[Collected data entries]
※

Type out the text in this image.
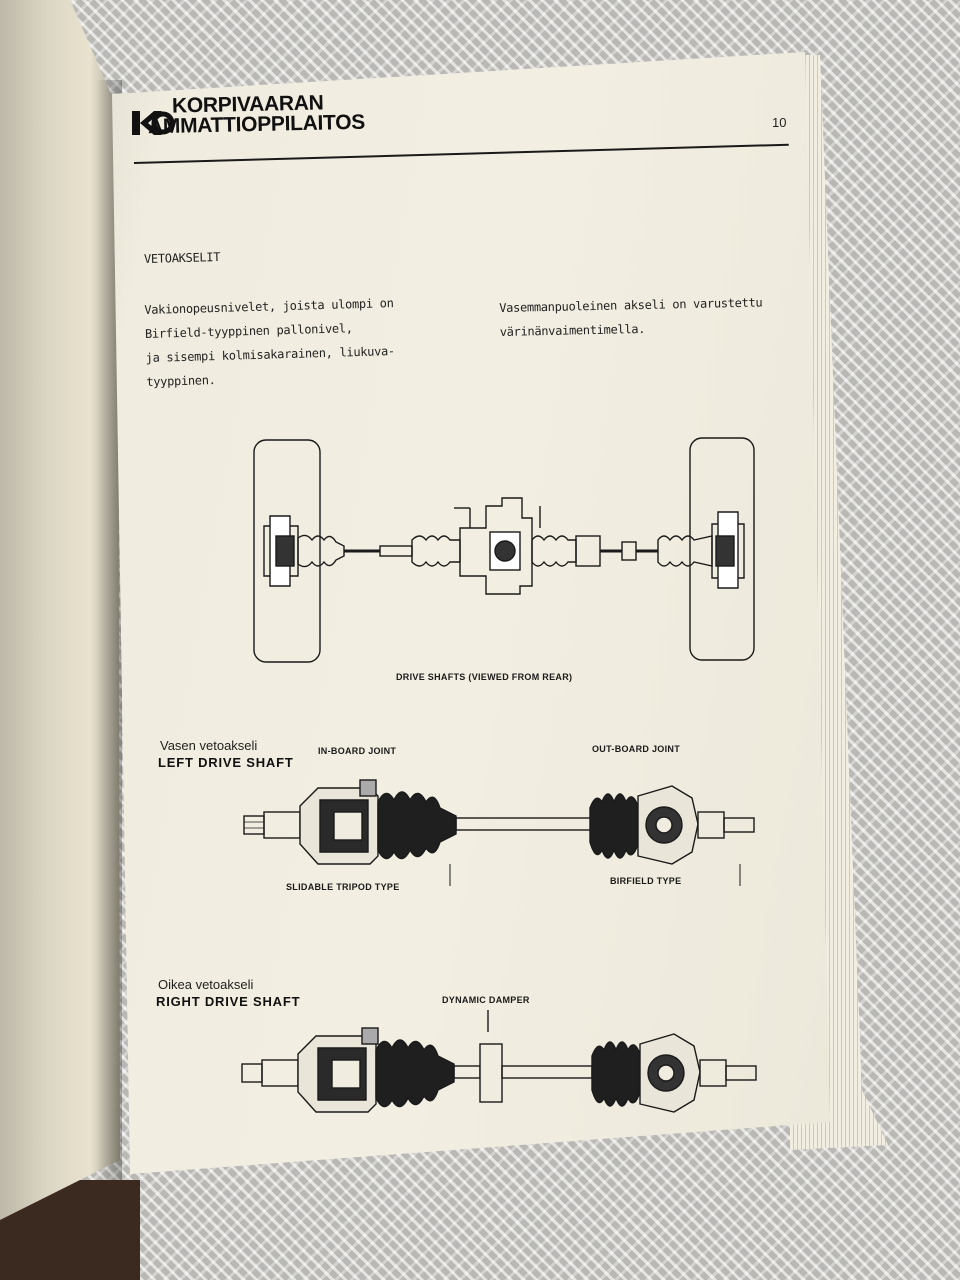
KORPIVAARAN
AMMATTIOPPILAITOS	10
VETOAKSELIT
Vakionopeusnivelet, joista ulompi on
Birfield-tyyppinen pallonivel,
ja sisempi kolmisakarainen, liukuva-
tyyppinen.
Vasemmanpuoleinen akseli on varustettu
värinänvaimentimella.
DRIVE SHAFTS (VIEWED FROM REAR)
Vasen vetoakseli
LEFT DRIVE SHAFT
IN-BOARD JOINT	OUT-BOARD JOINT
SLIDABLE TRIPOD TYPE
BIRFIELD TYPE
Oikea vetoakseli
RIGHT DRIVE SHAFT	DYNAMIC DAMPER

※

WORK TO BE COMPLETED ▸ Reproduce all of the entries word for word, skipping any pictures they hold.

SOLUTION TO THE EXERCISE ▸
Type out the text in this image.
KORPIVAARAN
AMMATTIOPPILAITOS	10
VETOAKSELIT
Vakionopeusnivelet, joista ulompi on
Birfield-tyyppinen pallonivel,
ja sisempi kolmisakarainen, liukuva-
tyyppinen.
Vasemmanpuoleinen akseli on varustettu
värinänvaimentimella.
DRIVE SHAFTS (VIEWED FROM REAR)
Vasen vetoakseli
LEFT DRIVE SHAFT
IN-BOARD JOINT	OUT-BOARD JOINT
SLIDABLE TRIPOD TYPE
BIRFIELD TYPE
Oikea vetoakseli
RIGHT DRIVE SHAFT	DYNAMIC DAMPER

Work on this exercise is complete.